#### DIRECTION
Locate all lines with the word "date" and copy them out.

+===+

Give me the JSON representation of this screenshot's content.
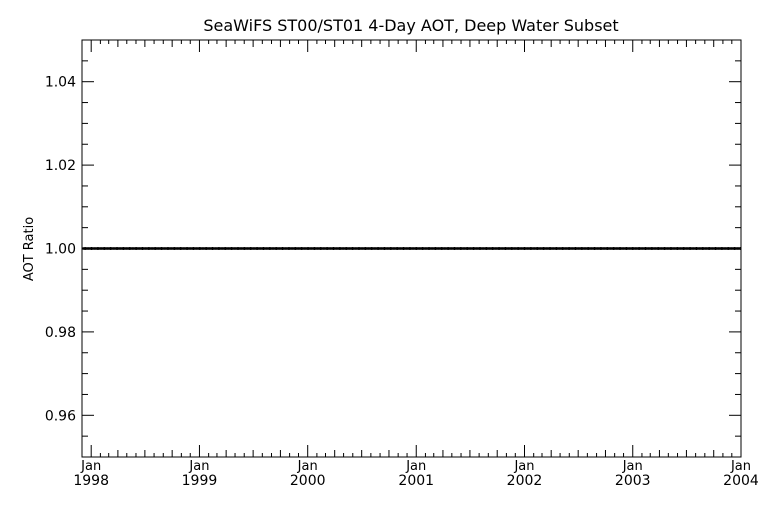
{
  "chart_data": {
    "type": "line",
    "title": "SeaWiFS ST00/ST01 4-Day AOT, Deep Water Subset",
    "ylabel": "AOT Ratio",
    "xlabel": "",
    "xlim": [
      "1997-12-01",
      "2004-01-01"
    ],
    "ylim": [
      0.95,
      1.05
    ],
    "y_ticks": [
      {
        "value": 0.96,
        "label": "0.96"
      },
      {
        "value": 0.98,
        "label": "0.98"
      },
      {
        "value": 1.0,
        "label": "1.00"
      },
      {
        "value": 1.02,
        "label": "1.02"
      },
      {
        "value": 1.04,
        "label": "1.04"
      }
    ],
    "x_ticks": [
      {
        "date": "1998-01-01",
        "month": "Jan",
        "year": "1998"
      },
      {
        "date": "1999-01-01",
        "month": "Jan",
        "year": "1999"
      },
      {
        "date": "2000-01-01",
        "month": "Jan",
        "year": "2000"
      },
      {
        "date": "2001-01-01",
        "month": "Jan",
        "year": "2001"
      },
      {
        "date": "2002-01-01",
        "month": "Jan",
        "year": "2002"
      },
      {
        "date": "2003-01-01",
        "month": "Jan",
        "year": "2003"
      },
      {
        "date": "2004-01-01",
        "month": "Jan",
        "year": "2004"
      }
    ],
    "grid": false,
    "series": [
      {
        "start": "1997-12-01",
        "end": "2004-01-01",
        "interval_days": 4,
        "value": 1.0
      }
    ]
  }
}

+===+

#### SOLUTION
        "date": "1998-01-01",
        "date": "1999-01-01",
        "date": "2000-01-01",
        "date": "2001-01-01",
        "date": "2002-01-01",
        "date": "2003-01-01",
        "date": "2004-01-01",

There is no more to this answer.